## Start GIVEN ENTRIES

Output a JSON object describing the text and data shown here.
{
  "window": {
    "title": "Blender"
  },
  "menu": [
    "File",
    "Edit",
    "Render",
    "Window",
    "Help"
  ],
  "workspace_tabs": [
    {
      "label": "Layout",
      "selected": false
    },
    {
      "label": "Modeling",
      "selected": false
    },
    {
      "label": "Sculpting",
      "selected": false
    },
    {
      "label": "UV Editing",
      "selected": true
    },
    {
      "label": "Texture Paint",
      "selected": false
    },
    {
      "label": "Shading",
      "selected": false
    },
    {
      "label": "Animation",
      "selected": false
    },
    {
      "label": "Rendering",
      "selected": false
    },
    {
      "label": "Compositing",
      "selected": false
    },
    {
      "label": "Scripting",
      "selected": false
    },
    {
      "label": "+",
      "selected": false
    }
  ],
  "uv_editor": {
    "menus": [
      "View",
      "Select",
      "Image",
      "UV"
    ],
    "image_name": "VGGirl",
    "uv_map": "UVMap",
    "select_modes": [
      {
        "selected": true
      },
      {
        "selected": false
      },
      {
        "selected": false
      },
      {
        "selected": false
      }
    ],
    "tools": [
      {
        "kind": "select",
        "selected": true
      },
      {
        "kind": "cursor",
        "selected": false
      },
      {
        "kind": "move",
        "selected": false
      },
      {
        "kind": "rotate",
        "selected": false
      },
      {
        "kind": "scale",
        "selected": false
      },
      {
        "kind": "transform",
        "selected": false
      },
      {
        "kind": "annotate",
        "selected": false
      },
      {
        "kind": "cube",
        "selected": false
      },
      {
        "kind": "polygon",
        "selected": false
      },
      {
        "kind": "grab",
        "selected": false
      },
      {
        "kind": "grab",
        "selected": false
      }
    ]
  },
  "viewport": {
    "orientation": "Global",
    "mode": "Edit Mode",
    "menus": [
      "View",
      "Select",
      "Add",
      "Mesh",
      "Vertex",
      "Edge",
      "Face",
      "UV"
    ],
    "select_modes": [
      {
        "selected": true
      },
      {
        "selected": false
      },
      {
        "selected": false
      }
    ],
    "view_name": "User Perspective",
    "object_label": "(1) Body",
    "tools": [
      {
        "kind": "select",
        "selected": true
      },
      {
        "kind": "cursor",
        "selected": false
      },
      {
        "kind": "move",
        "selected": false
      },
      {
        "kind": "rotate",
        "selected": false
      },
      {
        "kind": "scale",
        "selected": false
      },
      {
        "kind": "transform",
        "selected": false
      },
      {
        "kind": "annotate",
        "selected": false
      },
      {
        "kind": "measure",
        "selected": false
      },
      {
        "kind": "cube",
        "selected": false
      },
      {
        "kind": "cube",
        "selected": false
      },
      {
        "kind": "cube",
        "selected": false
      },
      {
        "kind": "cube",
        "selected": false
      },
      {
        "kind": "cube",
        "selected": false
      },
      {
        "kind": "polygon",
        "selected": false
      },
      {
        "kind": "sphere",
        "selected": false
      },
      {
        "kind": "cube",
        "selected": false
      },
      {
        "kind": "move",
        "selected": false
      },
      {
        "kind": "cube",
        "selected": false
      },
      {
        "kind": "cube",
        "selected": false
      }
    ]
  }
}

## End GIVEN ENTRIES

(INSTRUCTIONS TO FOLLOW) Print all of the data exactly as it was given.

(ANSWER FOR THE TASK)
Output a JSON object describing the text and data shown here.
{
  "window": {
    "title": "Blender"
  },
  "menu": [
    "File",
    "Edit",
    "Render",
    "Window",
    "Help"
  ],
  "workspace_tabs": [
    {
      "label": "Layout",
      "selected": false
    },
    {
      "label": "Modeling",
      "selected": false
    },
    {
      "label": "Sculpting",
      "selected": false
    },
    {
      "label": "UV Editing",
      "selected": true
    },
    {
      "label": "Texture Paint",
      "selected": false
    },
    {
      "label": "Shading",
      "selected": false
    },
    {
      "label": "Animation",
      "selected": false
    },
    {
      "label": "Rendering",
      "selected": false
    },
    {
      "label": "Compositing",
      "selected": false
    },
    {
      "label": "Scripting",
      "selected": false
    },
    {
      "label": "+",
      "selected": false
    }
  ],
  "uv_editor": {
    "menus": [
      "View",
      "Select",
      "Image",
      "UV"
    ],
    "image_name": "VGGirl",
    "uv_map": "UVMap",
    "select_modes": [
      {
        "selected": true
      },
      {
        "selected": false
      },
      {
        "selected": false
      },
      {
        "selected": false
      }
    ],
    "tools": [
      {
        "kind": "select",
        "selected": true
      },
      {
        "kind": "cursor",
        "selected": false
      },
      {
        "kind": "move",
        "selected": false
      },
      {
        "kind": "rotate",
        "selected": false
      },
      {
        "kind": "scale",
        "selected": false
      },
      {
        "kind": "transform",
        "selected": false
      },
      {
        "kind": "annotate",
        "selected": false
      },
      {
        "kind": "cube",
        "selected": false
      },
      {
        "kind": "polygon",
        "selected": false
      },
      {
        "kind": "grab",
        "selected": false
      },
      {
        "kind": "grab",
        "selected": false
      }
    ]
  },
  "viewport": {
    "orientation": "Global",
    "mode": "Edit Mode",
    "menus": [
      "View",
      "Select",
      "Add",
      "Mesh",
      "Vertex",
      "Edge",
      "Face",
      "UV"
    ],
    "select_modes": [
      {
        "selected": true
      },
      {
        "selected": false
      },
      {
        "selected": false
      }
    ],
    "view_name": "User Perspective",
    "object_label": "(1) Body",
    "tools": [
      {
        "kind": "select",
        "selected": true
      },
      {
        "kind": "cursor",
        "selected": false
      },
      {
        "kind": "move",
        "selected": false
      },
      {
        "kind": "rotate",
        "selected": false
      },
      {
        "kind": "scale",
        "selected": false
      },
      {
        "kind": "transform",
        "selected": false
      },
      {
        "kind": "annotate",
        "selected": false
      },
      {
        "kind": "measure",
        "selected": false
      },
      {
        "kind": "cube",
        "selected": false
      },
      {
        "kind": "cube",
        "selected": false
      },
      {
        "kind": "cube",
        "selected": false
      },
      {
        "kind": "cube",
        "selected": false
      },
      {
        "kind": "cube",
        "selected": false
      },
      {
        "kind": "polygon",
        "selected": false
      },
      {
        "kind": "sphere",
        "selected": false
      },
      {
        "kind": "cube",
        "selected": false
      },
      {
        "kind": "move",
        "selected": false
      },
      {
        "kind": "cube",
        "selected": false
      },
      {
        "kind": "cube",
        "selected": false
      }
    ]
  }
}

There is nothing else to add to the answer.